[Dataset rows about figures]
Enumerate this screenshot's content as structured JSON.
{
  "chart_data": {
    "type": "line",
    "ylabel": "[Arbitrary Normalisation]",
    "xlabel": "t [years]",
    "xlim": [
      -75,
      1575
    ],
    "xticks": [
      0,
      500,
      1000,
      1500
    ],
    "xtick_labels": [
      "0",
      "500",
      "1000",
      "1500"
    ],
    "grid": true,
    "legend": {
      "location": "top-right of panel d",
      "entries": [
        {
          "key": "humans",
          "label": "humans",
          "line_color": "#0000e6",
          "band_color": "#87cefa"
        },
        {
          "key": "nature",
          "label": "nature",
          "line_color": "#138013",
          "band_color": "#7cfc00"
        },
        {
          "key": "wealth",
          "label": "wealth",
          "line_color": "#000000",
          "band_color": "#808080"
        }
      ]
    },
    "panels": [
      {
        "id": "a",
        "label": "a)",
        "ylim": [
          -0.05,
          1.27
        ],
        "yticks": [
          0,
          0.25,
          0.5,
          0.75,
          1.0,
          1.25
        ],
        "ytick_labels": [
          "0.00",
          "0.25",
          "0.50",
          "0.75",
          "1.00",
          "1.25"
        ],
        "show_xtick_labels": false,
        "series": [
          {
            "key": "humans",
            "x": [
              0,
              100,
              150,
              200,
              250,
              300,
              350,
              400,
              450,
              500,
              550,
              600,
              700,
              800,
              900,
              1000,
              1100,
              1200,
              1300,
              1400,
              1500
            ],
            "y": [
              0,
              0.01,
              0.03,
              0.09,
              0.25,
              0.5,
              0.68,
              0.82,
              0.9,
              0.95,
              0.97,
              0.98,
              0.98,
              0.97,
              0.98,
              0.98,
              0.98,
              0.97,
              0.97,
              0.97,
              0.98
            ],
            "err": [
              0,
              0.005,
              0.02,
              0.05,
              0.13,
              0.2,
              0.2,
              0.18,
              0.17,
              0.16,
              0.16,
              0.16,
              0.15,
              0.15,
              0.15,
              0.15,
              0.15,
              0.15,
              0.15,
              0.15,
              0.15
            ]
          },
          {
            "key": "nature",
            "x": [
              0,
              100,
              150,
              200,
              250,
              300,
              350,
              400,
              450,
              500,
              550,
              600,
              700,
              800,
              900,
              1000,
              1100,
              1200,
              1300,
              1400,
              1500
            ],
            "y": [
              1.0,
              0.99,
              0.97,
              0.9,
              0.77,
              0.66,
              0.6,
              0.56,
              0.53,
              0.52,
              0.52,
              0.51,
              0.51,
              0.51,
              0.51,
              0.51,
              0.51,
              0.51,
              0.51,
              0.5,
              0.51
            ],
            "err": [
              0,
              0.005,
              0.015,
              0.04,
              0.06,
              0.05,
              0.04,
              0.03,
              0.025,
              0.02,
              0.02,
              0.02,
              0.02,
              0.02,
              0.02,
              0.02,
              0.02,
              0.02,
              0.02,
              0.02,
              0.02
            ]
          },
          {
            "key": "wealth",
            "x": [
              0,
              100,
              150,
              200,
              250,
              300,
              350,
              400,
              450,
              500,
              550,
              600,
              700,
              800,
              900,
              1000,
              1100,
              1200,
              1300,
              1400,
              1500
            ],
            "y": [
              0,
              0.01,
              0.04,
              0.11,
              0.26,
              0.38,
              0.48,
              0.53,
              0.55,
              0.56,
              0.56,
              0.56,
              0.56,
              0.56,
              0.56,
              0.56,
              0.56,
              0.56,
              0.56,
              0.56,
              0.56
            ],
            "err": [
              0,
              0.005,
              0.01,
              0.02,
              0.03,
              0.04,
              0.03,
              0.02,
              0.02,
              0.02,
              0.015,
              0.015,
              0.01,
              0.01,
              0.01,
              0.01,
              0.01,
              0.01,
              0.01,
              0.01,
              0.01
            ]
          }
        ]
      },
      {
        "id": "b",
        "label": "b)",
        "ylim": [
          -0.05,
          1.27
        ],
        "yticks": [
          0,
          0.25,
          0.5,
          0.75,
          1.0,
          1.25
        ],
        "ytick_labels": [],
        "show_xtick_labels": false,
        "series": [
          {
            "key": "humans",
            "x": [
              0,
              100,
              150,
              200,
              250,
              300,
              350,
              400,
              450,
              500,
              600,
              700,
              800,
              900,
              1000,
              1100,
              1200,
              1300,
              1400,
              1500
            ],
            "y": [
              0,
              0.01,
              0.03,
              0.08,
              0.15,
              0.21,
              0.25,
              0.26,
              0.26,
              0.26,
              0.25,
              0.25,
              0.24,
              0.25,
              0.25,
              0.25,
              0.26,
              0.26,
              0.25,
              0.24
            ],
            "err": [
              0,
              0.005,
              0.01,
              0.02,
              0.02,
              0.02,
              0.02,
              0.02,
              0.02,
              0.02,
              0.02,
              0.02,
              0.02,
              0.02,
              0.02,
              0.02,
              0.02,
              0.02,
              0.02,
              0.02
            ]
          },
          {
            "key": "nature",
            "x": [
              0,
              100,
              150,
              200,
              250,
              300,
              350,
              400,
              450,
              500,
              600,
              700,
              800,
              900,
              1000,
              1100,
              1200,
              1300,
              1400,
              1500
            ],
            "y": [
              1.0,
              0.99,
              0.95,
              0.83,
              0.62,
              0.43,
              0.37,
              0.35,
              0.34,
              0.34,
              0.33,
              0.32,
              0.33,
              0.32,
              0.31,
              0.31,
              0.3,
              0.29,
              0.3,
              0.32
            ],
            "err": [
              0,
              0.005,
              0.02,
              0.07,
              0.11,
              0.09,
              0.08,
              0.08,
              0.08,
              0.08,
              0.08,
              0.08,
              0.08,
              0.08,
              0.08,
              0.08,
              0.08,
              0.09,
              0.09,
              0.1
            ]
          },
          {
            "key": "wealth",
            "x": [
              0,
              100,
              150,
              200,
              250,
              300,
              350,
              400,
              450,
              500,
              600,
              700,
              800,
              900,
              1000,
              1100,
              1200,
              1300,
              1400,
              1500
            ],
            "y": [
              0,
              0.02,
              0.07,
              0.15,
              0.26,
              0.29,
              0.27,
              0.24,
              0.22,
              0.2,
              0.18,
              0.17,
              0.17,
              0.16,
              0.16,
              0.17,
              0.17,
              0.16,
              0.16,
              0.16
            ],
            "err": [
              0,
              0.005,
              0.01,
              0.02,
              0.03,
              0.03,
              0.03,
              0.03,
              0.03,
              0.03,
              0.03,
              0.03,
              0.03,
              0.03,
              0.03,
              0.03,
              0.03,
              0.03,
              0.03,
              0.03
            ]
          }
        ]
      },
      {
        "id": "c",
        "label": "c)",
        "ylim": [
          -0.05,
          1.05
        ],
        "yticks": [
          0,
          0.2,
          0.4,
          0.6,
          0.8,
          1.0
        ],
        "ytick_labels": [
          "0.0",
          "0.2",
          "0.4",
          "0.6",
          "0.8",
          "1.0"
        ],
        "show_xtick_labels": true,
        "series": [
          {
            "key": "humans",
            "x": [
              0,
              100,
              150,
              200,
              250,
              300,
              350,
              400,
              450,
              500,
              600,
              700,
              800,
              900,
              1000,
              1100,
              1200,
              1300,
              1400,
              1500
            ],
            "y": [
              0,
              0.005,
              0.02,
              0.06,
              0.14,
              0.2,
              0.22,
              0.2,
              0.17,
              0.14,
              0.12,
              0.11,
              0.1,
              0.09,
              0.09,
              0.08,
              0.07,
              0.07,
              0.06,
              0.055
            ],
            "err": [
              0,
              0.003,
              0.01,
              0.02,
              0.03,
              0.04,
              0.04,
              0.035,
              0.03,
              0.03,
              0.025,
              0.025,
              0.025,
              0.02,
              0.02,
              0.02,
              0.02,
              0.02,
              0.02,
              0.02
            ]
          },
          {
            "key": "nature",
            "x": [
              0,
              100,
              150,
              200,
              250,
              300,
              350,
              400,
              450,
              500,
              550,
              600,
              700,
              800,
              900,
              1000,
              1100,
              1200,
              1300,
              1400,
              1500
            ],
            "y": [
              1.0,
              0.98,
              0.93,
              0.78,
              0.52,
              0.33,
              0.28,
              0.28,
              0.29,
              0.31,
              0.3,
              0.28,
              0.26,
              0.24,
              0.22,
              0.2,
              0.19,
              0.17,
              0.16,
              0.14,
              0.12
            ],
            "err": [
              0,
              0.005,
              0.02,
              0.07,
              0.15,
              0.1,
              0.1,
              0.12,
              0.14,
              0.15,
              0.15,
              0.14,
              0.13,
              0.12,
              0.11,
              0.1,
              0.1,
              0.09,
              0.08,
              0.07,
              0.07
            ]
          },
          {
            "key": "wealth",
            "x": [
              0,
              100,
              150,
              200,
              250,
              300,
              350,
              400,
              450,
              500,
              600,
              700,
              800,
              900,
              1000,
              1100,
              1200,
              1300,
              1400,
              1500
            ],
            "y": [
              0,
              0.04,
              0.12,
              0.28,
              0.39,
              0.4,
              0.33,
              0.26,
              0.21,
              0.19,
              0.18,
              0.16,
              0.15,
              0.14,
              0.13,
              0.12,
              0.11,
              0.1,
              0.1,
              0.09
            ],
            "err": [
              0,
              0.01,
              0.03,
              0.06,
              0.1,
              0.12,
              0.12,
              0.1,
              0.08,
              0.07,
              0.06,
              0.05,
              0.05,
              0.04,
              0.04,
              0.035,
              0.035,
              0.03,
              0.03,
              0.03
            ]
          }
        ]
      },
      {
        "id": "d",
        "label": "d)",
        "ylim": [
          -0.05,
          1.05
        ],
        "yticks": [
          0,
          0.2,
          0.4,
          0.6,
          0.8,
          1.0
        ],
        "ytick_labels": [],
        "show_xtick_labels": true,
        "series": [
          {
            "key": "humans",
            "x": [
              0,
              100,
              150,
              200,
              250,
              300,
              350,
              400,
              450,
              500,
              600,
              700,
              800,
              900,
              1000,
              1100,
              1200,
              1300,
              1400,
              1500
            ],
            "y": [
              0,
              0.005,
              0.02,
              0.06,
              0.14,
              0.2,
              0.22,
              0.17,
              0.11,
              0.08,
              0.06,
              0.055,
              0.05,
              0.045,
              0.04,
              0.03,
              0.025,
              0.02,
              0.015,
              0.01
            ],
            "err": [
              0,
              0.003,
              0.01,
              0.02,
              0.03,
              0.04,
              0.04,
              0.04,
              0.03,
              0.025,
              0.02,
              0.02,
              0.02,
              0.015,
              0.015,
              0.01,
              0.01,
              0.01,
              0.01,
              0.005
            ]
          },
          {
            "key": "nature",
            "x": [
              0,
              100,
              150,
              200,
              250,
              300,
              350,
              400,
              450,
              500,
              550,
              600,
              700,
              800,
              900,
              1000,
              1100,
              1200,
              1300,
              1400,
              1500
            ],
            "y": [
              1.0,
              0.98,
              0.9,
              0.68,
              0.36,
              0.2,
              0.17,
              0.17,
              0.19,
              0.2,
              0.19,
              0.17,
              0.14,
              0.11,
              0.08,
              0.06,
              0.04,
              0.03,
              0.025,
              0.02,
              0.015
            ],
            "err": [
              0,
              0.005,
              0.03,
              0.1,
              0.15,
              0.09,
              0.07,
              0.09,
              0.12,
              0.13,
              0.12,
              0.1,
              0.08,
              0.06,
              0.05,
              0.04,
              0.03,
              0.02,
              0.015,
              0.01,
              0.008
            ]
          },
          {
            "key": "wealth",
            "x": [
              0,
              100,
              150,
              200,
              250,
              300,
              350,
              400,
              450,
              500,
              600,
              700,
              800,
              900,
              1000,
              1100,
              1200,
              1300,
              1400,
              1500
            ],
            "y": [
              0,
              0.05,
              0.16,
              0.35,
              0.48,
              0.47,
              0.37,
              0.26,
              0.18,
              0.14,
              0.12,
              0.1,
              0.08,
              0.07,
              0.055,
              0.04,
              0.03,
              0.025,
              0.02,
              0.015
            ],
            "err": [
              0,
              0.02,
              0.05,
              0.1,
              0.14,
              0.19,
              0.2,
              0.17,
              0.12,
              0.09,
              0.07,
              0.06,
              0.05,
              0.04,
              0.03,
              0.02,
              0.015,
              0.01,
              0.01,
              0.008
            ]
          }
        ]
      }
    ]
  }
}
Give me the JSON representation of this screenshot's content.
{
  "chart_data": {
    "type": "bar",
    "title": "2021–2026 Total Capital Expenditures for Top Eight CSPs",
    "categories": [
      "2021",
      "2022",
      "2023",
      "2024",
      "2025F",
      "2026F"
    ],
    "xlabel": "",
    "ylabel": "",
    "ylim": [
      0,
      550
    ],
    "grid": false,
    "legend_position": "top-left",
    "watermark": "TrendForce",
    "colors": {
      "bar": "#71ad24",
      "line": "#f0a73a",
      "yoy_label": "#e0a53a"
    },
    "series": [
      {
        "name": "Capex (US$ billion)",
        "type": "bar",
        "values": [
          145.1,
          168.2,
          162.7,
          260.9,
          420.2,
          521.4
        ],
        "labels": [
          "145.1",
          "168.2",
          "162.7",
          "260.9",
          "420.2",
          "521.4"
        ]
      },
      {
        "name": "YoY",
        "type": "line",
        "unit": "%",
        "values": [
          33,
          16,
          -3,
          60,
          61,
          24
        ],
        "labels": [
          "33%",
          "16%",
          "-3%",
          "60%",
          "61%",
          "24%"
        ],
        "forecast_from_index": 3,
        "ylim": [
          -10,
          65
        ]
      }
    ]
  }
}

# [YOUR TASK]
Repeat, without change, each line of the data above from the one that contains "Give me the" through the final line, counting both.

# [TASK RESPONSE]
Give me the JSON representation of this screenshot's content.
{
  "chart_data": {
    "type": "bar",
    "title": "2021–2026 Total Capital Expenditures for Top Eight CSPs",
    "categories": [
      "2021",
      "2022",
      "2023",
      "2024",
      "2025F",
      "2026F"
    ],
    "xlabel": "",
    "ylabel": "",
    "ylim": [
      0,
      550
    ],
    "grid": false,
    "legend_position": "top-left",
    "watermark": "TrendForce",
    "colors": {
      "bar": "#71ad24",
      "line": "#f0a73a",
      "yoy_label": "#e0a53a"
    },
    "series": [
      {
        "name": "Capex (US$ billion)",
        "type": "bar",
        "values": [
          145.1,
          168.2,
          162.7,
          260.9,
          420.2,
          521.4
        ],
        "labels": [
          "145.1",
          "168.2",
          "162.7",
          "260.9",
          "420.2",
          "521.4"
        ]
      },
      {
        "name": "YoY",
        "type": "line",
        "unit": "%",
        "values": [
          33,
          16,
          -3,
          60,
          61,
          24
        ],
        "labels": [
          "33%",
          "16%",
          "-3%",
          "60%",
          "61%",
          "24%"
        ],
        "forecast_from_index": 3,
        "ylim": [
          -10,
          65
        ]
      }
    ]
  }
}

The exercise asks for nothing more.